### Work to do
Show every line that has the string "right" in it.

[Dataset rows]

[start]

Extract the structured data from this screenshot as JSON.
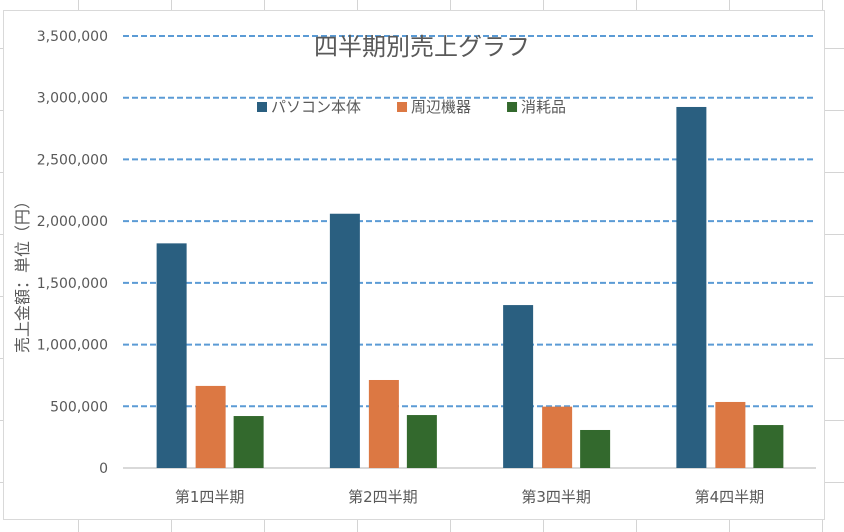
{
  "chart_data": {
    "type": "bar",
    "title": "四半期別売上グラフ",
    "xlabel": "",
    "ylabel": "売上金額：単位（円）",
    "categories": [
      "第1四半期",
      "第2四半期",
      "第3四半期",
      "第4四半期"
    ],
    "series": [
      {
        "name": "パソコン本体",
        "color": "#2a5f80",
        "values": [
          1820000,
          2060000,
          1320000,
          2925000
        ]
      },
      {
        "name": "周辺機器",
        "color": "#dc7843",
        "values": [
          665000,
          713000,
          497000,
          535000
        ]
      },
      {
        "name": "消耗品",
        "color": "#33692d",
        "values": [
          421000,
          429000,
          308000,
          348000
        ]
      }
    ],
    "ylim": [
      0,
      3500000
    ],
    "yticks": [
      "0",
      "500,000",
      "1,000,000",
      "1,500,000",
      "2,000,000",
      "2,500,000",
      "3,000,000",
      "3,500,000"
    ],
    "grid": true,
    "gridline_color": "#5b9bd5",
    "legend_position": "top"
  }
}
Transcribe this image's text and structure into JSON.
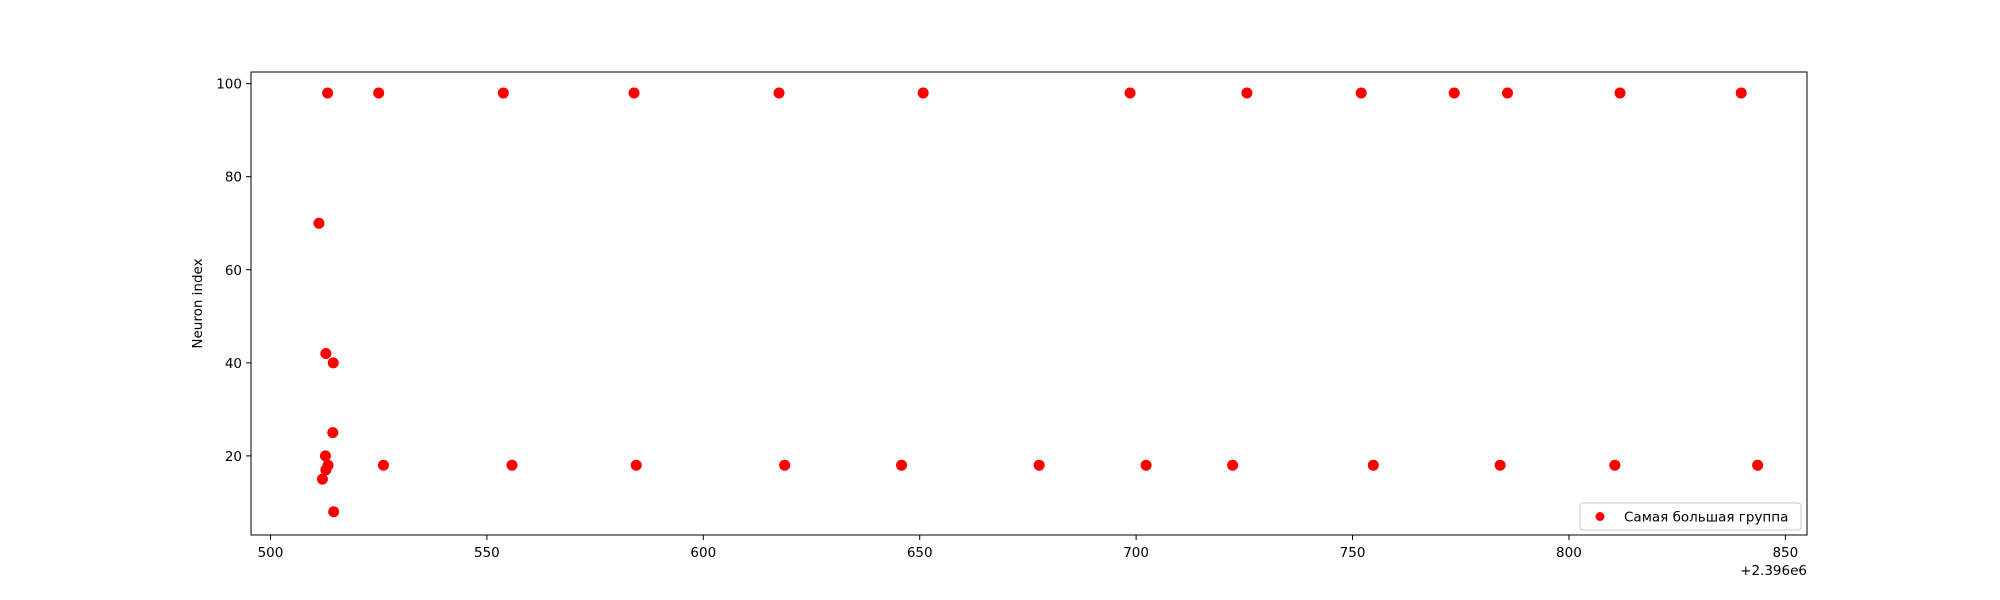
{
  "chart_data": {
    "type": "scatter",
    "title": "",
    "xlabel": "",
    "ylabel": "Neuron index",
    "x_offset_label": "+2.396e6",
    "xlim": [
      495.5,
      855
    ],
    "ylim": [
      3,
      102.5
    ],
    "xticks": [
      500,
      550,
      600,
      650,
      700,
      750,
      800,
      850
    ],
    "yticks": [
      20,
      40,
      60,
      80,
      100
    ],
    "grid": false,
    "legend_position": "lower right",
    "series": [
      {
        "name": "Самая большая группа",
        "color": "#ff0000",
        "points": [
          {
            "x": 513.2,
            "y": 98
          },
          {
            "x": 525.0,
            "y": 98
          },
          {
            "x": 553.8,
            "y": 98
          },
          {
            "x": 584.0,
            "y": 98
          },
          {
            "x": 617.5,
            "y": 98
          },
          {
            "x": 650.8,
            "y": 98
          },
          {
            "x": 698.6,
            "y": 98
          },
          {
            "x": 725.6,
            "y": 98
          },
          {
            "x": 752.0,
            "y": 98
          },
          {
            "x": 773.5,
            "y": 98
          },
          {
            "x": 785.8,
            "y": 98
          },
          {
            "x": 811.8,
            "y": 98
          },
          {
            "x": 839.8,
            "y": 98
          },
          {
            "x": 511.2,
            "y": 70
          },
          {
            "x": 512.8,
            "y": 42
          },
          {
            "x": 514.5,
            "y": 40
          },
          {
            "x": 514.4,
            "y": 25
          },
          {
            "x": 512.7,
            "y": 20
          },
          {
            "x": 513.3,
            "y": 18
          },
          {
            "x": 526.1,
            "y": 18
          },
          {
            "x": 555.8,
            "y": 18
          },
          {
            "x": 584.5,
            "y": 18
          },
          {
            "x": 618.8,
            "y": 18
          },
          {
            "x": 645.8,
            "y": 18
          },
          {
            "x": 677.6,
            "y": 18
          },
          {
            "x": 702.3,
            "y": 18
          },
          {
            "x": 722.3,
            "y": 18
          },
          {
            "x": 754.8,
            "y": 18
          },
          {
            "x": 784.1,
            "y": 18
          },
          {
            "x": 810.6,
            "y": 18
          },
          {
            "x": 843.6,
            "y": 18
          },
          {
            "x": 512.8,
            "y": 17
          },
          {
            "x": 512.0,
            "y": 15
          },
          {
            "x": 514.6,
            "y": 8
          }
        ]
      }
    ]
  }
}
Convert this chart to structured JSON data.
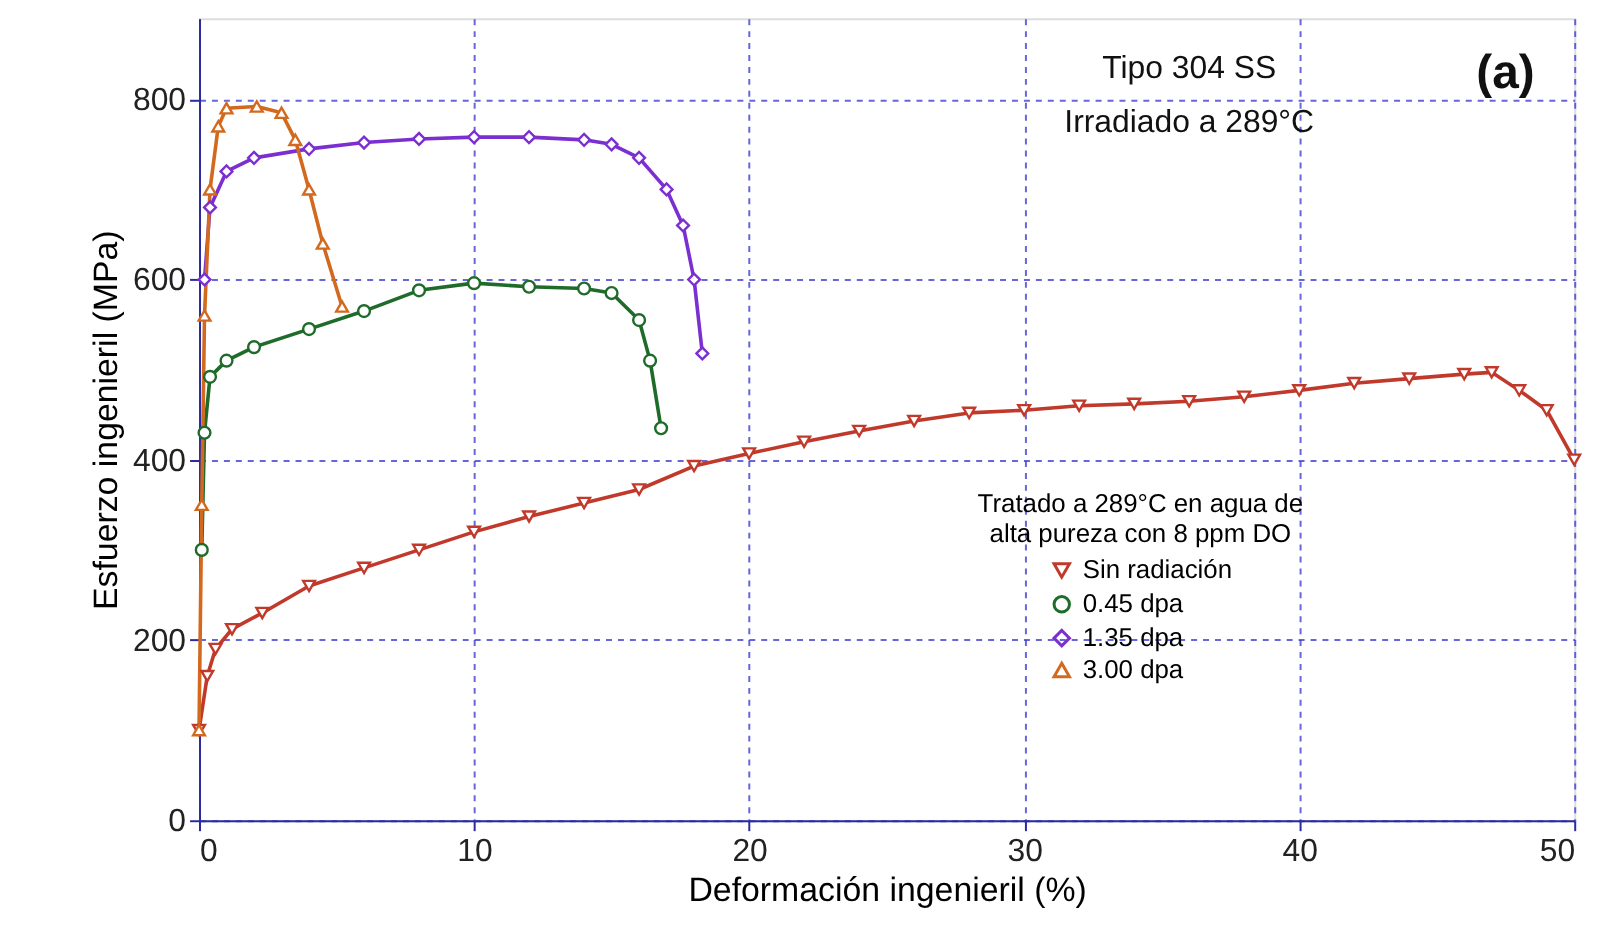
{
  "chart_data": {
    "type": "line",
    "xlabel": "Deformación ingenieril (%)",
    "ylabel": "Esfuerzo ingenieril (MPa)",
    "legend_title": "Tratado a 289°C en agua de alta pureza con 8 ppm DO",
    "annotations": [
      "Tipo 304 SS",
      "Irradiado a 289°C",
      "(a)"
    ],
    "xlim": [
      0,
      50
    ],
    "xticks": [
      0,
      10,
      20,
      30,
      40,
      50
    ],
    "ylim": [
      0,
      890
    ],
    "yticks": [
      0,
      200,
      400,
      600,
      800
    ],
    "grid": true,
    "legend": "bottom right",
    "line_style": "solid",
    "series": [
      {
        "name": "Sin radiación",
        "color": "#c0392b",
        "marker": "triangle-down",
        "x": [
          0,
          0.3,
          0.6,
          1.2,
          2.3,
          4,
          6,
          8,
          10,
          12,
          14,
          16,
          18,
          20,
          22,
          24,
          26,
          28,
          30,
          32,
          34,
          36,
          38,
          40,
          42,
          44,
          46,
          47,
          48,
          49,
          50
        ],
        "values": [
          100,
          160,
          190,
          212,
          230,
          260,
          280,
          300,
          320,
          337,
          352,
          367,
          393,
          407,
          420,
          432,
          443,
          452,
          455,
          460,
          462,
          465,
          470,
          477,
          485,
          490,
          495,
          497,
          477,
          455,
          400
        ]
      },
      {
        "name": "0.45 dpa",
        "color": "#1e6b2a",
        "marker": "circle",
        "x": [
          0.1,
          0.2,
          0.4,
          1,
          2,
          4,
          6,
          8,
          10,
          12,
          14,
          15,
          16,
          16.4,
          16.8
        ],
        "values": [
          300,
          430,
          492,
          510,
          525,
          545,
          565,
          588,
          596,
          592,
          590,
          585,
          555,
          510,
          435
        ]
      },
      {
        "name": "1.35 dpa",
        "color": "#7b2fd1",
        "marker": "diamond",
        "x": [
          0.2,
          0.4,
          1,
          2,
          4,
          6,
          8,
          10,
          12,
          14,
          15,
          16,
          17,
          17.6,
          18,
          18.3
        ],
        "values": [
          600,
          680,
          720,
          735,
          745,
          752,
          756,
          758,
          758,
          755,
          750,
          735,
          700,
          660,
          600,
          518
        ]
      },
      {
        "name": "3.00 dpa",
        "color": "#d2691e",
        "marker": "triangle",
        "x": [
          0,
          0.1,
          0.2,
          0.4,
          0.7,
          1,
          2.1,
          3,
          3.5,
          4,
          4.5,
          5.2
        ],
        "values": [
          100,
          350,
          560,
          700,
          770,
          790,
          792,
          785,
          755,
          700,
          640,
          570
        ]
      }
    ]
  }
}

[end]

### Solution to this task
    "legend_position": "lower right",
    "legend": "bottom right",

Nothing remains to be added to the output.